▼▼▼
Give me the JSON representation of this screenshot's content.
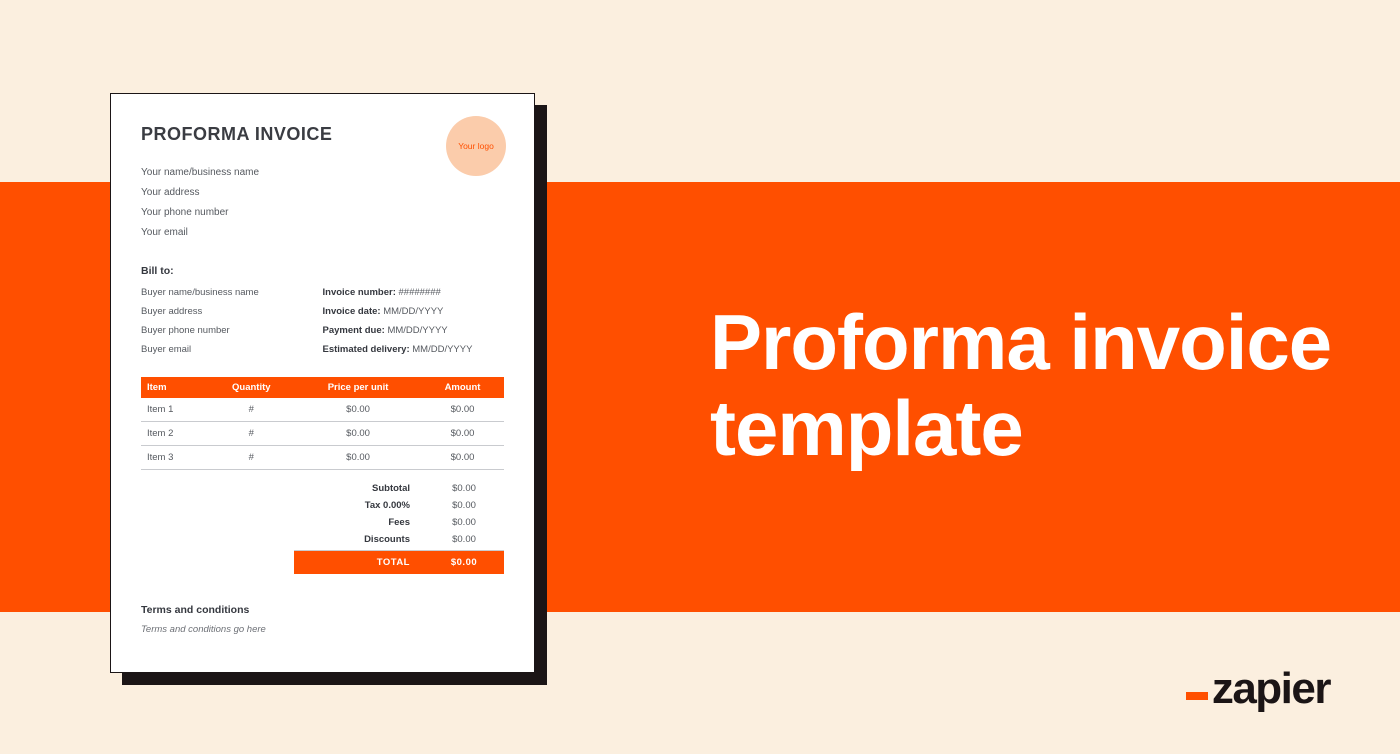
{
  "hero": {
    "title_line1": "Proforma invoice",
    "title_line2": "template"
  },
  "brand": {
    "name": "zapier"
  },
  "invoice": {
    "title": "PROFORMA INVOICE",
    "logo_label": "Your logo",
    "sender": {
      "name": "Your name/business name",
      "address": "Your address",
      "phone": "Your phone number",
      "email": "Your email"
    },
    "bill_to_label": "Bill to:",
    "buyer": {
      "name": "Buyer name/business name",
      "address": "Buyer address",
      "phone": "Buyer phone number",
      "email": "Buyer email"
    },
    "meta": {
      "invoice_number_label": "Invoice number:",
      "invoice_number": "########",
      "invoice_date_label": "Invoice date:",
      "invoice_date": "MM/DD/YYYY",
      "payment_due_label": "Payment due:",
      "payment_due": "MM/DD/YYYY",
      "estimated_delivery_label": "Estimated delivery:",
      "estimated_delivery": "MM/DD/YYYY"
    },
    "table": {
      "headers": {
        "item": "Item",
        "quantity": "Quantity",
        "price": "Price per unit",
        "amount": "Amount"
      },
      "rows": [
        {
          "item": "Item 1",
          "quantity": "#",
          "price": "$0.00",
          "amount": "$0.00"
        },
        {
          "item": "Item 2",
          "quantity": "#",
          "price": "$0.00",
          "amount": "$0.00"
        },
        {
          "item": "Item 3",
          "quantity": "#",
          "price": "$0.00",
          "amount": "$0.00"
        }
      ]
    },
    "totals": {
      "subtotal_label": "Subtotal",
      "subtotal": "$0.00",
      "tax_label": "Tax 0.00%",
      "tax": "$0.00",
      "fees_label": "Fees",
      "fees": "$0.00",
      "discounts_label": "Discounts",
      "discounts": "$0.00",
      "total_label": "TOTAL",
      "total": "$0.00"
    },
    "terms": {
      "heading": "Terms and conditions",
      "body": "Terms and conditions go here"
    }
  }
}
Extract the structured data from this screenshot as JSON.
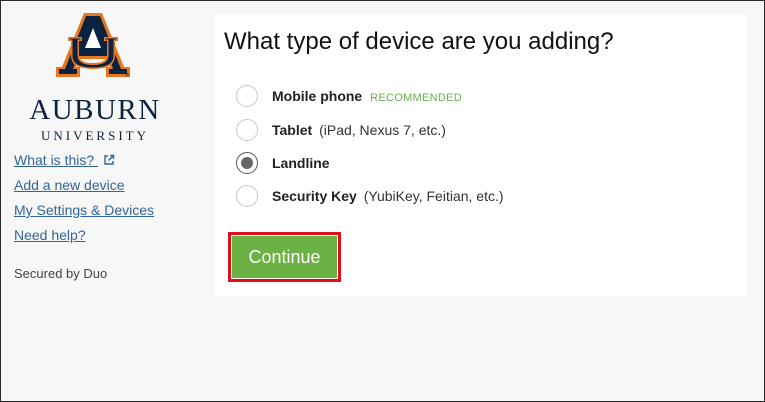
{
  "brand": {
    "wordmark": "AUBURN",
    "subtitle": "UNIVERSITY",
    "navy": "#0c2340",
    "orange": "#e87722"
  },
  "sidebar": {
    "links": [
      {
        "label": "What is this?",
        "icon": "external-link-icon"
      },
      {
        "label": "Add a new device"
      },
      {
        "label": "My Settings & Devices"
      },
      {
        "label": "Need help?"
      }
    ],
    "secured": "Secured by Duo"
  },
  "main": {
    "heading": "What type of device are you adding?",
    "options": [
      {
        "label": "Mobile phone",
        "tag": "RECOMMENDED",
        "desc": "",
        "selected": false
      },
      {
        "label": "Tablet",
        "tag": "",
        "desc": "(iPad, Nexus 7, etc.)",
        "selected": false
      },
      {
        "label": "Landline",
        "tag": "",
        "desc": "",
        "selected": true
      },
      {
        "label": "Security Key",
        "tag": "",
        "desc": "(YubiKey, Feitian, etc.)",
        "selected": false
      }
    ],
    "continue_label": "Continue",
    "continue_color": "#6bb144",
    "highlight_color": "#e0101a"
  }
}
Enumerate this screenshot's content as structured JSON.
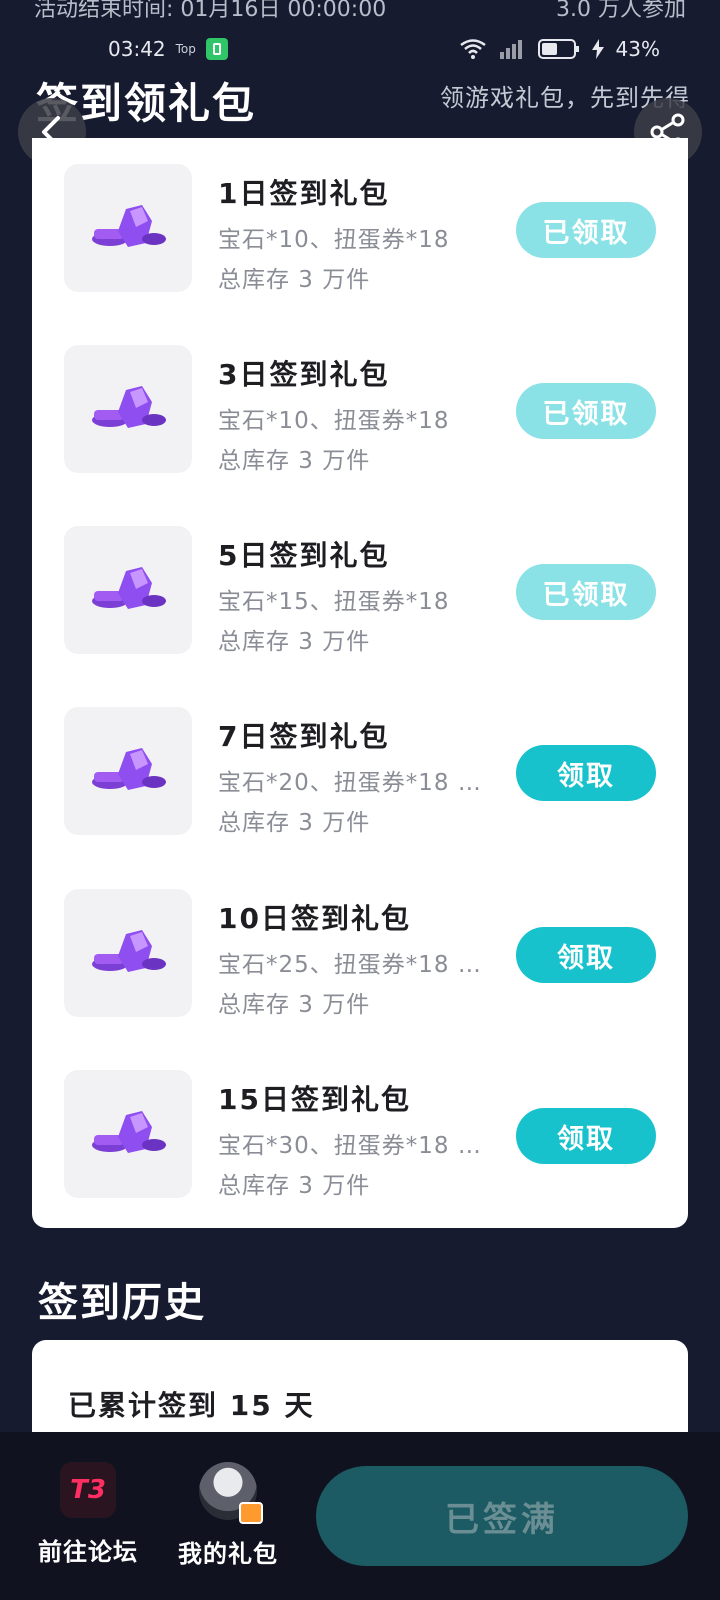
{
  "top_banner": {
    "end_time": "活动结束时间: 01月16日 00:00:00",
    "participants": "3.0 万人参加"
  },
  "status_bar": {
    "time": "03:42",
    "top_label": "Top",
    "battery": "43%"
  },
  "header": {
    "title": "签到领礼包",
    "subtitle": "领游戏礼包，先到先得"
  },
  "gifts": [
    {
      "name": "1日签到礼包",
      "content": "宝石*10、扭蛋券*18",
      "stock": "总库存 3 万件",
      "button": "已领取",
      "state": "claimed"
    },
    {
      "name": "3日签到礼包",
      "content": "宝石*10、扭蛋券*18",
      "stock": "总库存 3 万件",
      "button": "已领取",
      "state": "claimed"
    },
    {
      "name": "5日签到礼包",
      "content": "宝石*15、扭蛋券*18",
      "stock": "总库存 3 万件",
      "button": "已领取",
      "state": "claimed"
    },
    {
      "name": "7日签到礼包",
      "content": "宝石*20、扭蛋券*18 …",
      "stock": "总库存 3 万件",
      "button": "领取",
      "state": "available"
    },
    {
      "name": "10日签到礼包",
      "content": "宝石*25、扭蛋券*18 …",
      "stock": "总库存 3 万件",
      "button": "领取",
      "state": "available"
    },
    {
      "name": "15日签到礼包",
      "content": "宝石*30、扭蛋券*18 …",
      "stock": "总库存 3 万件",
      "button": "领取",
      "state": "available"
    }
  ],
  "history": {
    "title": "签到历史",
    "summary": "已累计签到 15 天"
  },
  "bottom_bar": {
    "forum_label": "前往论坛",
    "forum_logo": "T3",
    "my_gifts_label": "我的礼包",
    "main_button": "已签满"
  },
  "colors": {
    "background": "#171b30",
    "claimed_button": "#8ae2e6",
    "claim_button": "#17c2cc",
    "main_button": "#1c5b63"
  }
}
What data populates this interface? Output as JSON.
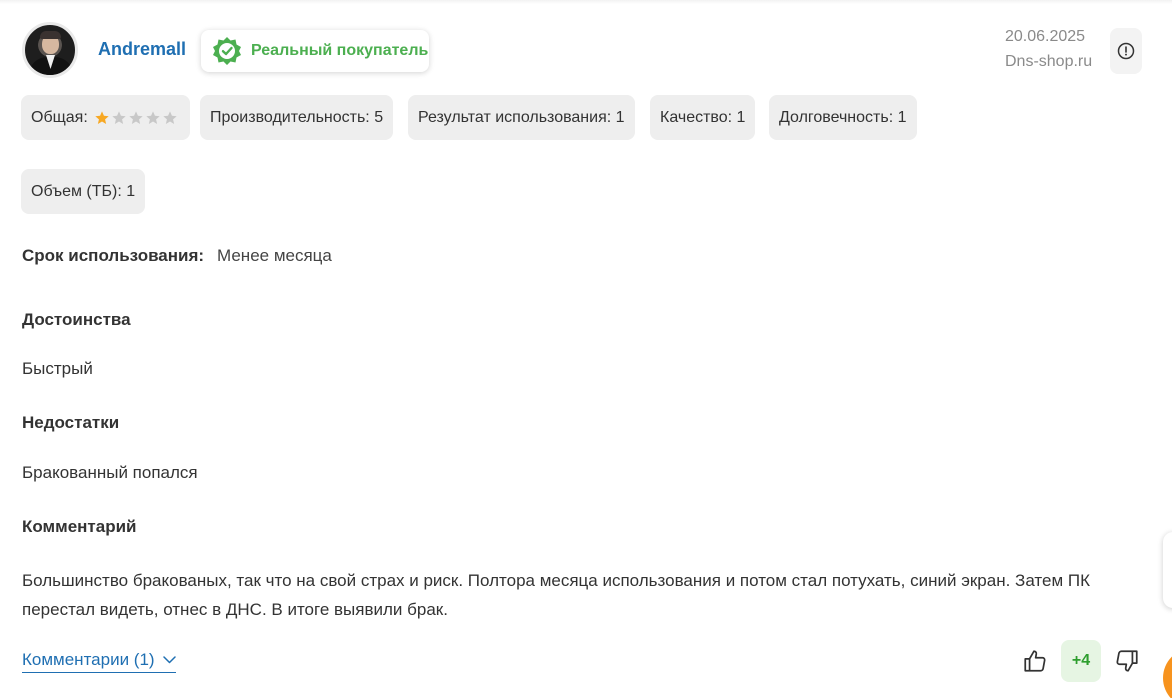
{
  "review": {
    "user": {
      "name": "Andremall"
    },
    "badge": {
      "label": "Реальный покупатель",
      "color": "#4caf50",
      "icon": "verified-seal-icon"
    },
    "date": "20.06.2025",
    "source": "Dns-shop.ru",
    "ratings": {
      "overall_label": "Общая:",
      "overall_stars": 1,
      "overall_max": 5,
      "chips": [
        {
          "label": "Производительность: 5"
        },
        {
          "label": "Результат использования: 1"
        },
        {
          "label": "Качество: 1"
        },
        {
          "label": "Долговечность: 1"
        },
        {
          "label": "Объем (ТБ): 1"
        }
      ]
    },
    "usage": {
      "label": "Срок использования:",
      "value": "Менее месяца"
    },
    "pros": {
      "title": "Достоинства",
      "text": "Быстрый"
    },
    "cons": {
      "title": "Недостатки",
      "text": "Бракованный попался"
    },
    "comment": {
      "title": "Комментарий",
      "text": "Большинство бракованых, так что на свой страх и риск. Полтора месяца использования и потом стал потухать, синий экран. Затем ПК перестал видеть, отнес в ДНС. В итоге выявили брак."
    },
    "comments_link": "Комментарии (1)",
    "votes": {
      "count": "+4",
      "up_icon": "thumbs-up-icon",
      "down_icon": "thumbs-down-icon"
    },
    "colors": {
      "accent": "#1f6fb2",
      "star_filled": "#f7a823",
      "star_empty": "#c8c8c8",
      "positive": "#2e9e2e"
    }
  }
}
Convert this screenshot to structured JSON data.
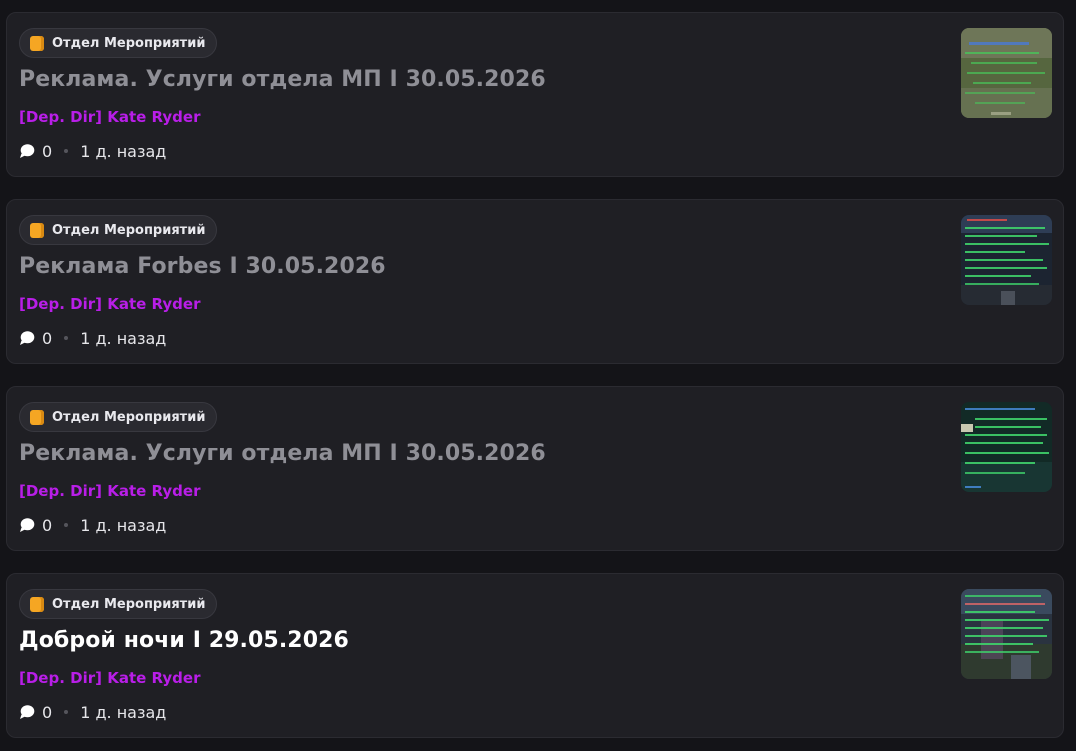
{
  "posts": [
    {
      "category": "Отдел Мероприятий",
      "title": "Реклама. Услуги отдела МП I 30.05.2026",
      "author": "[Dep. Dir] Kate Ryder",
      "comments": "0",
      "time": "1 д. назад",
      "read": true
    },
    {
      "category": "Отдел Мероприятий",
      "title": "Реклама Forbes I 30.05.2026",
      "author": "[Dep. Dir] Kate Ryder",
      "comments": "0",
      "time": "1 д. назад",
      "read": true
    },
    {
      "category": "Отдел Мероприятий",
      "title": "Реклама. Услуги отдела МП I 30.05.2026",
      "author": "[Dep. Dir] Kate Ryder",
      "comments": "0",
      "time": "1 д. назад",
      "read": true
    },
    {
      "category": "Отдел Мероприятий",
      "title": "Доброй ночи I 29.05.2026",
      "author": "[Dep. Dir] Kate Ryder",
      "comments": "0",
      "time": "1 д. назад",
      "read": false
    }
  ],
  "icons": {
    "category": "orange-book-icon",
    "comments": "speech-bubble-icon",
    "thumbnail": "screenshot-thumbnail"
  },
  "colors": {
    "background": "#141418",
    "card": "#1f1f24",
    "author": "#b91ee8",
    "category_icon": "#f5a623",
    "title_read": "#8f8f96",
    "title_unread": "#ffffff"
  }
}
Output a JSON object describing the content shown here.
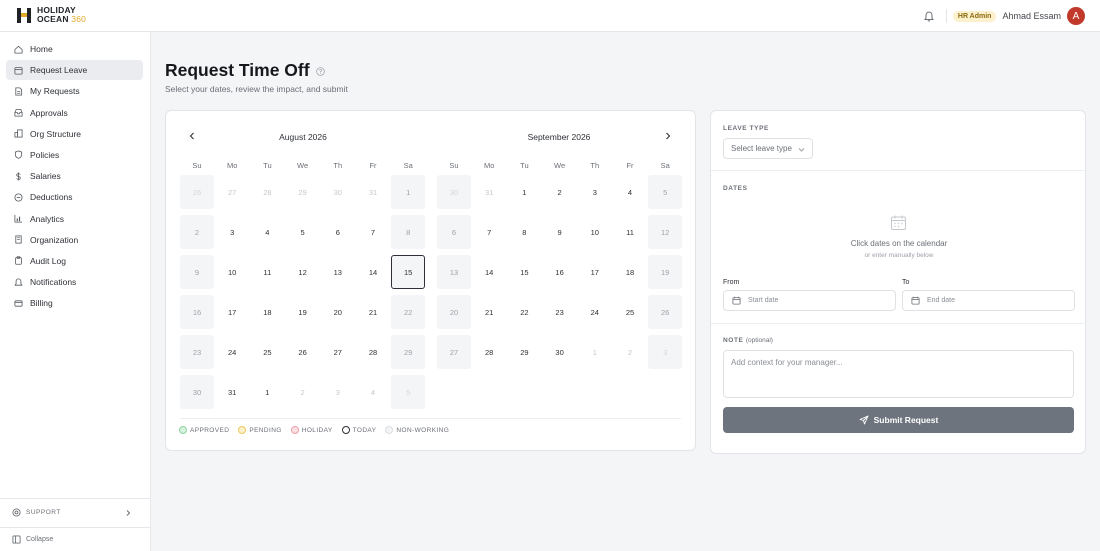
▲▲▲
## Problem to solve
List every line above containing the word "background".

## Response below
    "background": "#171b30",
    "background": "#141418",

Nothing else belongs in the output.